(Collected data entries)

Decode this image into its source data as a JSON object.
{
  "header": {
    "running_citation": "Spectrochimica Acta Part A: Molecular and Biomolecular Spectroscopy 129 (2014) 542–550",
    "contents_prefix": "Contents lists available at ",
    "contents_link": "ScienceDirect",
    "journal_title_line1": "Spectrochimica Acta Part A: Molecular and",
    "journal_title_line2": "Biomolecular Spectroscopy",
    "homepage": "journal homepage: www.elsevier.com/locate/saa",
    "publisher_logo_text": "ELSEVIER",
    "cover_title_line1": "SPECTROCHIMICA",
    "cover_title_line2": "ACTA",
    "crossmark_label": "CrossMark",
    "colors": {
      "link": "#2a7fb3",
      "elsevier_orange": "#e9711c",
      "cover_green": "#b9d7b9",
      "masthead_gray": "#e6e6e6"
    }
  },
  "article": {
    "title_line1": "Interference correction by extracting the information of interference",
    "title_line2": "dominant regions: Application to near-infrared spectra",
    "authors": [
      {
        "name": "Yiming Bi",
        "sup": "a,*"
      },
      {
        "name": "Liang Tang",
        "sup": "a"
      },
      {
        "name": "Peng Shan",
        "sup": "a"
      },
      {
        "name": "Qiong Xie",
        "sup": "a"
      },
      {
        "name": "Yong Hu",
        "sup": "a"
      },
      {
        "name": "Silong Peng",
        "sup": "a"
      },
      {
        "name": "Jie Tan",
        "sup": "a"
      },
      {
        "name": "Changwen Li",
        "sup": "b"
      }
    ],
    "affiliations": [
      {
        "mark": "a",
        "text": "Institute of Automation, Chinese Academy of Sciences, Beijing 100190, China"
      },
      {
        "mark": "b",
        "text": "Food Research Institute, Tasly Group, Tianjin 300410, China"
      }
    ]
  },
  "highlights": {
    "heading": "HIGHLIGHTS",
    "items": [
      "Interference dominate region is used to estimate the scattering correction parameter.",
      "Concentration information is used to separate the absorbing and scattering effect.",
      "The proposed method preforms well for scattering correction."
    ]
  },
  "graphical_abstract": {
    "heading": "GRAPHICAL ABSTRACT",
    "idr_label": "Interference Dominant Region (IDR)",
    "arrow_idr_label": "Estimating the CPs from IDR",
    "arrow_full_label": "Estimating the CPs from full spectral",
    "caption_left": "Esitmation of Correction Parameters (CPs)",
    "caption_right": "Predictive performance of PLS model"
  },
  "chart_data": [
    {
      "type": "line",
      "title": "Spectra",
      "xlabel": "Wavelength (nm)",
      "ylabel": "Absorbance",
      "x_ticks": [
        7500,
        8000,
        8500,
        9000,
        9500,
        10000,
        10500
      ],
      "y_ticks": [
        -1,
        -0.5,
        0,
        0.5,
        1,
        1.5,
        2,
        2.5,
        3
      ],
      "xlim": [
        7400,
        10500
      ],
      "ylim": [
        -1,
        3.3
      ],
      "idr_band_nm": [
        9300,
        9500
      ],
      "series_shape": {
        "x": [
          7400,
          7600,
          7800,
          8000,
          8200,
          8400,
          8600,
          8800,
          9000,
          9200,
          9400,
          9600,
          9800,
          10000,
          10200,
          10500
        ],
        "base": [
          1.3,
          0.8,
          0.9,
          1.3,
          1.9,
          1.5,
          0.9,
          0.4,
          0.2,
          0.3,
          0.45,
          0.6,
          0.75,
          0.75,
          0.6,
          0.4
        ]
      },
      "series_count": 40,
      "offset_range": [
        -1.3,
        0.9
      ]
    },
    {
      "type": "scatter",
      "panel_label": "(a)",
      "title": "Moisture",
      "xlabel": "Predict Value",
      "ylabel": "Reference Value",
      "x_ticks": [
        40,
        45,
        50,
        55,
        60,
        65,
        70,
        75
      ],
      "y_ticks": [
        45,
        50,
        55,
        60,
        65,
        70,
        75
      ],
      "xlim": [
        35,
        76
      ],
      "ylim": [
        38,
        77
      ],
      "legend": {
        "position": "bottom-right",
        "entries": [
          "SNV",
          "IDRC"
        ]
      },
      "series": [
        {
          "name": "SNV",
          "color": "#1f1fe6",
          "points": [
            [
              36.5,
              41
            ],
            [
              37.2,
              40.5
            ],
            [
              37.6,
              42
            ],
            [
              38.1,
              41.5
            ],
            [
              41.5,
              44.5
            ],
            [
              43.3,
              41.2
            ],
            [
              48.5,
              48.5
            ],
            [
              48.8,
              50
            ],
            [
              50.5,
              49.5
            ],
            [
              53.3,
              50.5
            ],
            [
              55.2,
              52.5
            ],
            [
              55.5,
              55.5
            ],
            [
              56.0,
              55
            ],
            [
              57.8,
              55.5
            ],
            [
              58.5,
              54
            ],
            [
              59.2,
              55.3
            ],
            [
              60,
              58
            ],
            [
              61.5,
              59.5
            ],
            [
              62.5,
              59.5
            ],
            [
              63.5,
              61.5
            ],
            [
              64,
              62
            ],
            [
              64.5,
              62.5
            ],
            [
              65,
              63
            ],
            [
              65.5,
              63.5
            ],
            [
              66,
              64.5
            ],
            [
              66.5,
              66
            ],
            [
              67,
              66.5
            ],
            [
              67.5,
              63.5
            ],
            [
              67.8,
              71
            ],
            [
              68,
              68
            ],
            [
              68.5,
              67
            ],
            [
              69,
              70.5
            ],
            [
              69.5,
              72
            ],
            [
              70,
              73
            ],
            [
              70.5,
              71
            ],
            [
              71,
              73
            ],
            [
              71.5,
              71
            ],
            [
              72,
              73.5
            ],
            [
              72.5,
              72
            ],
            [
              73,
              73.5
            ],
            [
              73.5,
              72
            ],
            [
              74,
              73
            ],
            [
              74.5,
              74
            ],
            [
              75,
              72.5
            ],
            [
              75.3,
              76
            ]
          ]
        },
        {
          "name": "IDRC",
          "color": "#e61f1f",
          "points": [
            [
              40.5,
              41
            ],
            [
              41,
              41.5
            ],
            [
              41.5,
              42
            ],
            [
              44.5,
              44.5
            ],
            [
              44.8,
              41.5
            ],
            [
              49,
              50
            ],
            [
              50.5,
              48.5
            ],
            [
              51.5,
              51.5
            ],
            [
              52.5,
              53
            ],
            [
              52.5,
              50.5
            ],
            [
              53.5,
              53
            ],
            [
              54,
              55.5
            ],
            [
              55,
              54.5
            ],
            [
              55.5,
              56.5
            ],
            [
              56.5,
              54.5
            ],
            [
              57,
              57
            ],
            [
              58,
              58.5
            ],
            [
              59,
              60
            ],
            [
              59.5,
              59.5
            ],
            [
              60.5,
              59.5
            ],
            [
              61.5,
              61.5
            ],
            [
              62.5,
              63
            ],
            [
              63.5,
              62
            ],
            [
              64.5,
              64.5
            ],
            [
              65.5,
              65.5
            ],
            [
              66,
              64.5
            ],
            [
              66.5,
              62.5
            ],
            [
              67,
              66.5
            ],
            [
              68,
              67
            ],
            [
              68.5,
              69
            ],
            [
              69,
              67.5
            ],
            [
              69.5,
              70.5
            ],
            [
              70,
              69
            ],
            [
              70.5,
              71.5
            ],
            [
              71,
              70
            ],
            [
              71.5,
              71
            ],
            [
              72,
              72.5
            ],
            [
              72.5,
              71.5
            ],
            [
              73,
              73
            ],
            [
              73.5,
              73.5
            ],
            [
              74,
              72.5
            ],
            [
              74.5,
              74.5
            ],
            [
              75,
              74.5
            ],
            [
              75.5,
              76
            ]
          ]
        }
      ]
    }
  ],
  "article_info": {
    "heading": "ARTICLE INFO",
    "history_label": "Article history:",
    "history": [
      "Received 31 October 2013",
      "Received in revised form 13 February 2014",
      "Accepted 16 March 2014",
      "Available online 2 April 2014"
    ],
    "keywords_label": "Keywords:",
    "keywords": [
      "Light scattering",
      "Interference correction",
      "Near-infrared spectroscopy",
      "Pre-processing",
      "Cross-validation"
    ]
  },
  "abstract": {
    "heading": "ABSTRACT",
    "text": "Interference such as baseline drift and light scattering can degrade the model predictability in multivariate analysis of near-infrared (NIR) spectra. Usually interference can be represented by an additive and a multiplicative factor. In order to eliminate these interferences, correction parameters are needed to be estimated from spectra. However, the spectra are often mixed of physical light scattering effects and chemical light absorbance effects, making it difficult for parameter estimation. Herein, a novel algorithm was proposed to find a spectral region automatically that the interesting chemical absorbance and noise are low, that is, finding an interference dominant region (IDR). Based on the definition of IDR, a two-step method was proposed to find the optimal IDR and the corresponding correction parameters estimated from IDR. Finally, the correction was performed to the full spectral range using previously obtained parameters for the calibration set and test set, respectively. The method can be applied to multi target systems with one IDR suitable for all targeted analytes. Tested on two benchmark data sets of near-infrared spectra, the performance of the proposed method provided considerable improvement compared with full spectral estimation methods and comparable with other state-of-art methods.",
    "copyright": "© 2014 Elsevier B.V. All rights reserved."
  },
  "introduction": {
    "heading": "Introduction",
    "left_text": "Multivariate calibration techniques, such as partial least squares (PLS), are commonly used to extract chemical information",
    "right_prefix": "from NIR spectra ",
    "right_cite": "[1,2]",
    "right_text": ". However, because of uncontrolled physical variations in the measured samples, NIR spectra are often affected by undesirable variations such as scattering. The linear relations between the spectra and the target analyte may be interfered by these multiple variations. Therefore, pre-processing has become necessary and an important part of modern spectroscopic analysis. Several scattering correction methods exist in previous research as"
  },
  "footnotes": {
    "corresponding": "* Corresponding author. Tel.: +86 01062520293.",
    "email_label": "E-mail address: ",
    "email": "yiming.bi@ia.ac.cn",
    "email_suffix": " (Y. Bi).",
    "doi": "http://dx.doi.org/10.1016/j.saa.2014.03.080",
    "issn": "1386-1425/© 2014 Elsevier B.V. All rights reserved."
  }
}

### Requirements
Check each line of the records for "information" and copy the ones that contain it.

### Solution
    "title_line1": "Interference correction by extracting the information of interference",
      "Concentration information is used to separate the absorbing and scattering effect.",
    "left_text": "Multivariate calibration techniques, such as partial least squares (PLS), are commonly used to extract chemical information",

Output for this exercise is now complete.